Dataset records:
## start
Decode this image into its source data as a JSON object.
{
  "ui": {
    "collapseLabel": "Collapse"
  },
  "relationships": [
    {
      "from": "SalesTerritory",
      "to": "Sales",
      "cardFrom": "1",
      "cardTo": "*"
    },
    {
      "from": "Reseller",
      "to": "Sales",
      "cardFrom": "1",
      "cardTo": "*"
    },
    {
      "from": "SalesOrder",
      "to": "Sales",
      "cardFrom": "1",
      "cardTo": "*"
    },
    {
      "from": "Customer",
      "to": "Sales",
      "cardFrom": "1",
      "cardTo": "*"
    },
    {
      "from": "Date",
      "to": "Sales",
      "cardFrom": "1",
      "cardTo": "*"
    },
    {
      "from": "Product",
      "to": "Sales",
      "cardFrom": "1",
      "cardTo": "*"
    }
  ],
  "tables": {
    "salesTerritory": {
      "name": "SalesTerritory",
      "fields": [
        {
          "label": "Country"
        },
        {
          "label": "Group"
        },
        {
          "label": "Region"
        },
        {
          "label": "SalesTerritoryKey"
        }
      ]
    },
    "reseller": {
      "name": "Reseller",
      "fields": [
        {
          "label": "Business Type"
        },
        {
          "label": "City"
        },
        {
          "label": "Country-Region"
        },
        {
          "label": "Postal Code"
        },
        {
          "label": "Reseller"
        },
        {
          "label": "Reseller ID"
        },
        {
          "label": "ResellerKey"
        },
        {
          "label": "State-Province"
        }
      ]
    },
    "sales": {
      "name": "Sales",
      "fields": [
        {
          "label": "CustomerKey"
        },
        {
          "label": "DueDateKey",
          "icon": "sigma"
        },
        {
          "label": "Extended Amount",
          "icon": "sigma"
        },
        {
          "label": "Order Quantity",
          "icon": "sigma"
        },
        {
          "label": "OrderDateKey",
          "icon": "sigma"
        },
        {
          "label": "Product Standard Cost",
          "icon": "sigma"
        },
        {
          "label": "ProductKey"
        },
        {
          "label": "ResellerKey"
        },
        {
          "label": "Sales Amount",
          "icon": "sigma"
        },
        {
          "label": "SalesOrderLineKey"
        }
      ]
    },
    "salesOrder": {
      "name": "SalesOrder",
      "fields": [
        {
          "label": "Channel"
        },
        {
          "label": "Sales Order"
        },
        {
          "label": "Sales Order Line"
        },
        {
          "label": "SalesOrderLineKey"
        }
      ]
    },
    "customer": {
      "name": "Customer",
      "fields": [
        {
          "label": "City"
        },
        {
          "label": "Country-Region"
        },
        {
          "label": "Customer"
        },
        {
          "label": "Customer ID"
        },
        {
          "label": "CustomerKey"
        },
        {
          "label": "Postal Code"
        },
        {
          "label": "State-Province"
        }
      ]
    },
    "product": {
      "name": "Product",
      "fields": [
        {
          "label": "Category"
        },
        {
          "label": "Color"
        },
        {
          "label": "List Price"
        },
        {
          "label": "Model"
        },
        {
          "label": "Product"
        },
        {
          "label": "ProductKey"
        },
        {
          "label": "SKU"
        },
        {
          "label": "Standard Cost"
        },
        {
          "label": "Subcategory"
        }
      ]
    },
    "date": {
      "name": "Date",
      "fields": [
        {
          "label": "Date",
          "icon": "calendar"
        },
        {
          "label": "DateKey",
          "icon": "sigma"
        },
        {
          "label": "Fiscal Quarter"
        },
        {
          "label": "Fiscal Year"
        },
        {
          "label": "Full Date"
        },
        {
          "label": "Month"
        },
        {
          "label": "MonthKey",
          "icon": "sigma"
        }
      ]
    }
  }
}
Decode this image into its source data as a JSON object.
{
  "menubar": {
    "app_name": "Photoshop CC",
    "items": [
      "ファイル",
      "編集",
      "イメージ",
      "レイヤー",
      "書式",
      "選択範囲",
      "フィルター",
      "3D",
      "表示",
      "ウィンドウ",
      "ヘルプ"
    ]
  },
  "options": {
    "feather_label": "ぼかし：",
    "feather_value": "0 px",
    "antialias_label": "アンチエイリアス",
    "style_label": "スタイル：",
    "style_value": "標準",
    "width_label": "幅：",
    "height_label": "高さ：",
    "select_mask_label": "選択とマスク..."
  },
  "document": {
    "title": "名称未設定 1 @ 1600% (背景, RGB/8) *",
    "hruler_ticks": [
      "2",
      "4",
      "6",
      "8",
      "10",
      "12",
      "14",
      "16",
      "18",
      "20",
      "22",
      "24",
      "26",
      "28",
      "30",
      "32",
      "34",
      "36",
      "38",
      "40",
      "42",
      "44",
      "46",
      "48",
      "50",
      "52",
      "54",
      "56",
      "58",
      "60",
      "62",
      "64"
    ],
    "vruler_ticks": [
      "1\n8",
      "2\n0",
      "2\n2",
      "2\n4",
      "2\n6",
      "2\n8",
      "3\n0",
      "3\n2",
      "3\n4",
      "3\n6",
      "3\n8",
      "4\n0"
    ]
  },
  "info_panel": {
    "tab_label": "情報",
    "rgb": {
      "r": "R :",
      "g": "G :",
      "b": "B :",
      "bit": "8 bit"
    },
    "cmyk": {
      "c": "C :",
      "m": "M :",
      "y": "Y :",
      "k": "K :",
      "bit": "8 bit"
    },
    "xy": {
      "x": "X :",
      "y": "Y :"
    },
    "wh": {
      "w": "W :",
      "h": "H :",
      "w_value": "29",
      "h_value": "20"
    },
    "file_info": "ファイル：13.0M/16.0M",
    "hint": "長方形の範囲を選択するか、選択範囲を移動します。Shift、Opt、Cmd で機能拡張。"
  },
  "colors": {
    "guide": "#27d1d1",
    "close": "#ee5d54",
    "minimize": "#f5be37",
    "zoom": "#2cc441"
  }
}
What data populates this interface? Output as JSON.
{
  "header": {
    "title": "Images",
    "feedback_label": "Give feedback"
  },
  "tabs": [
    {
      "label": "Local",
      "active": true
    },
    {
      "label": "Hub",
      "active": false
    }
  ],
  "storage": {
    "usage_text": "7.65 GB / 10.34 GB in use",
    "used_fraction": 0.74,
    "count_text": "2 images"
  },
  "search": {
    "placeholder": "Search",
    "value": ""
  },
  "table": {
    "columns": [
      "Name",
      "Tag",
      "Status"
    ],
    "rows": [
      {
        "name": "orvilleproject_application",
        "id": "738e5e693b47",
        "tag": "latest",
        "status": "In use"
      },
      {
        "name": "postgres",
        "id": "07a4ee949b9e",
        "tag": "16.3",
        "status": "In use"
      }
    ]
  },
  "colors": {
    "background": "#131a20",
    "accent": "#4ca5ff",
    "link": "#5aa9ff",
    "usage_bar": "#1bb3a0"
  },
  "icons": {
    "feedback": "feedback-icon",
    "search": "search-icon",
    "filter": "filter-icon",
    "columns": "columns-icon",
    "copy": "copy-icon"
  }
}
## end
# Exercise prompt
Write down all the entries again without a single difference.

# Complete answer
Decode this image into its source data as a JSON object.
{
  "ui": {
    "collapseLabel": "Collapse"
  },
  "relationships": [
    {
      "from": "SalesTerritory",
      "to": "Sales",
      "cardFrom": "1",
      "cardTo": "*"
    },
    {
      "from": "Reseller",
      "to": "Sales",
      "cardFrom": "1",
      "cardTo": "*"
    },
    {
      "from": "SalesOrder",
      "to": "Sales",
      "cardFrom": "1",
      "cardTo": "*"
    },
    {
      "from": "Customer",
      "to": "Sales",
      "cardFrom": "1",
      "cardTo": "*"
    },
    {
      "from": "Date",
      "to": "Sales",
      "cardFrom": "1",
      "cardTo": "*"
    },
    {
      "from": "Product",
      "to": "Sales",
      "cardFrom": "1",
      "cardTo": "*"
    }
  ],
  "tables": {
    "salesTerritory": {
      "name": "SalesTerritory",
      "fields": [
        {
          "label": "Country"
        },
        {
          "label": "Group"
        },
        {
          "label": "Region"
        },
        {
          "label": "SalesTerritoryKey"
        }
      ]
    },
    "reseller": {
      "name": "Reseller",
      "fields": [
        {
          "label": "Business Type"
        },
        {
          "label": "City"
        },
        {
          "label": "Country-Region"
        },
        {
          "label": "Postal Code"
        },
        {
          "label": "Reseller"
        },
        {
          "label": "Reseller ID"
        },
        {
          "label": "ResellerKey"
        },
        {
          "label": "State-Province"
        }
      ]
    },
    "sales": {
      "name": "Sales",
      "fields": [
        {
          "label": "CustomerKey"
        },
        {
          "label": "DueDateKey",
          "icon": "sigma"
        },
        {
          "label": "Extended Amount",
          "icon": "sigma"
        },
        {
          "label": "Order Quantity",
          "icon": "sigma"
        },
        {
          "label": "OrderDateKey",
          "icon": "sigma"
        },
        {
          "label": "Product Standard Cost",
          "icon": "sigma"
        },
        {
          "label": "ProductKey"
        },
        {
          "label": "ResellerKey"
        },
        {
          "label": "Sales Amount",
          "icon": "sigma"
        },
        {
          "label": "SalesOrderLineKey"
        }
      ]
    },
    "salesOrder": {
      "name": "SalesOrder",
      "fields": [
        {
          "label": "Channel"
        },
        {
          "label": "Sales Order"
        },
        {
          "label": "Sales Order Line"
        },
        {
          "label": "SalesOrderLineKey"
        }
      ]
    },
    "customer": {
      "name": "Customer",
      "fields": [
        {
          "label": "City"
        },
        {
          "label": "Country-Region"
        },
        {
          "label": "Customer"
        },
        {
          "label": "Customer ID"
        },
        {
          "label": "CustomerKey"
        },
        {
          "label": "Postal Code"
        },
        {
          "label": "State-Province"
        }
      ]
    },
    "product": {
      "name": "Product",
      "fields": [
        {
          "label": "Category"
        },
        {
          "label": "Color"
        },
        {
          "label": "List Price"
        },
        {
          "label": "Model"
        },
        {
          "label": "Product"
        },
        {
          "label": "ProductKey"
        },
        {
          "label": "SKU"
        },
        {
          "label": "Standard Cost"
        },
        {
          "label": "Subcategory"
        }
      ]
    },
    "date": {
      "name": "Date",
      "fields": [
        {
          "label": "Date",
          "icon": "calendar"
        },
        {
          "label": "DateKey",
          "icon": "sigma"
        },
        {
          "label": "Fiscal Quarter"
        },
        {
          "label": "Fiscal Year"
        },
        {
          "label": "Full Date"
        },
        {
          "label": "Month"
        },
        {
          "label": "MonthKey",
          "icon": "sigma"
        }
      ]
    }
  }
}
Decode this image into its source data as a JSON object.
{
  "menubar": {
    "app_name": "Photoshop CC",
    "items": [
      "ファイル",
      "編集",
      "イメージ",
      "レイヤー",
      "書式",
      "選択範囲",
      "フィルター",
      "3D",
      "表示",
      "ウィンドウ",
      "ヘルプ"
    ]
  },
  "options": {
    "feather_label": "ぼかし：",
    "feather_value": "0 px",
    "antialias_label": "アンチエイリアス",
    "style_label": "スタイル：",
    "style_value": "標準",
    "width_label": "幅：",
    "height_label": "高さ：",
    "select_mask_label": "選択とマスク..."
  },
  "document": {
    "title": "名称未設定 1 @ 1600% (背景, RGB/8) *",
    "hruler_ticks": [
      "2",
      "4",
      "6",
      "8",
      "10",
      "12",
      "14",
      "16",
      "18",
      "20",
      "22",
      "24",
      "26",
      "28",
      "30",
      "32",
      "34",
      "36",
      "38",
      "40",
      "42",
      "44",
      "46",
      "48",
      "50",
      "52",
      "54",
      "56",
      "58",
      "60",
      "62",
      "64"
    ],
    "vruler_ticks": [
      "1\n8",
      "2\n0",
      "2\n2",
      "2\n4",
      "2\n6",
      "2\n8",
      "3\n0",
      "3\n2",
      "3\n4",
      "3\n6",
      "3\n8",
      "4\n0"
    ]
  },
  "info_panel": {
    "tab_label": "情報",
    "rgb": {
      "r": "R :",
      "g": "G :",
      "b": "B :",
      "bit": "8 bit"
    },
    "cmyk": {
      "c": "C :",
      "m": "M :",
      "y": "Y :",
      "k": "K :",
      "bit": "8 bit"
    },
    "xy": {
      "x": "X :",
      "y": "Y :"
    },
    "wh": {
      "w": "W :",
      "h": "H :",
      "w_value": "29",
      "h_value": "20"
    },
    "file_info": "ファイル：13.0M/16.0M",
    "hint": "長方形の範囲を選択するか、選択範囲を移動します。Shift、Opt、Cmd で機能拡張。"
  },
  "colors": {
    "guide": "#27d1d1",
    "close": "#ee5d54",
    "minimize": "#f5be37",
    "zoom": "#2cc441"
  }
}
What data populates this interface? Output as JSON.
{
  "header": {
    "title": "Images",
    "feedback_label": "Give feedback"
  },
  "tabs": [
    {
      "label": "Local",
      "active": true
    },
    {
      "label": "Hub",
      "active": false
    }
  ],
  "storage": {
    "usage_text": "7.65 GB / 10.34 GB in use",
    "used_fraction": 0.74,
    "count_text": "2 images"
  },
  "search": {
    "placeholder": "Search",
    "value": ""
  },
  "table": {
    "columns": [
      "Name",
      "Tag",
      "Status"
    ],
    "rows": [
      {
        "name": "orvilleproject_application",
        "id": "738e5e693b47",
        "tag": "latest",
        "status": "In use"
      },
      {
        "name": "postgres",
        "id": "07a4ee949b9e",
        "tag": "16.3",
        "status": "In use"
      }
    ]
  },
  "colors": {
    "background": "#131a20",
    "accent": "#4ca5ff",
    "link": "#5aa9ff",
    "usage_bar": "#1bb3a0"
  },
  "icons": {
    "feedback": "feedback-icon",
    "search": "search-icon",
    "filter": "filter-icon",
    "columns": "columns-icon",
    "copy": "copy-icon"
  }
}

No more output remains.